[Start of Items]

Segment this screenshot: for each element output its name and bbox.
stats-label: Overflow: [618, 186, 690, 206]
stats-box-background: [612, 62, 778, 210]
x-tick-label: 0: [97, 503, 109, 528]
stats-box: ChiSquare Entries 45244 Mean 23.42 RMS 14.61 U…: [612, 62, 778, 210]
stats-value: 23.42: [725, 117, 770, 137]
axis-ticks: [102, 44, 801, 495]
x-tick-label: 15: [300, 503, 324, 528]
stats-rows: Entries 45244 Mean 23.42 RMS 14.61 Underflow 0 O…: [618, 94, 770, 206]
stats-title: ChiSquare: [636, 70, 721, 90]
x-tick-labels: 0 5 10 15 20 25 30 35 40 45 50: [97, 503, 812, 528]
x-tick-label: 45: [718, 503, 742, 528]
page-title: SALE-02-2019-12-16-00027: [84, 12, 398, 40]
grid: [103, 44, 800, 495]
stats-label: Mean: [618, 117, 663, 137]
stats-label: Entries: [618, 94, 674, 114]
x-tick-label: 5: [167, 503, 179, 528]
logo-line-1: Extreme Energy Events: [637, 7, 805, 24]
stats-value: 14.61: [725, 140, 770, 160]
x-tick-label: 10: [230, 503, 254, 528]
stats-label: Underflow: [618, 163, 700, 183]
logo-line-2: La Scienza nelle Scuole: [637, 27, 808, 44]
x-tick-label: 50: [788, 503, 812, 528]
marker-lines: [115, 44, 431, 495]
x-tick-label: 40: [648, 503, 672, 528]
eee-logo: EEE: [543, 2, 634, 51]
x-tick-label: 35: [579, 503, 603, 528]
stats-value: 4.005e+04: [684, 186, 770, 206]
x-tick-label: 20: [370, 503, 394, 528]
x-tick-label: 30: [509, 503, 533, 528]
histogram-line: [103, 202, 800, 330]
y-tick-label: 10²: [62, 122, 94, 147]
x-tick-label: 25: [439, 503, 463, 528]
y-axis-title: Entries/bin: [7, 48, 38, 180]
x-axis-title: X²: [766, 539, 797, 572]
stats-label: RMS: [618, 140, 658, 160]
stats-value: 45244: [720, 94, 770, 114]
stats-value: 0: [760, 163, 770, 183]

[End of Items]

Stated exercise →
Pull out every line of the material that contains the string "value", and treat uppercase and lowercase letters as different.

Result of this exercise →
stats-value: 23.42: [725, 117, 770, 137]
stats-value: 14.61: [725, 140, 770, 160]
stats-value: 4.005e+04: [684, 186, 770, 206]
stats-value: 45244: [720, 94, 770, 114]
stats-value: 0: [760, 163, 770, 183]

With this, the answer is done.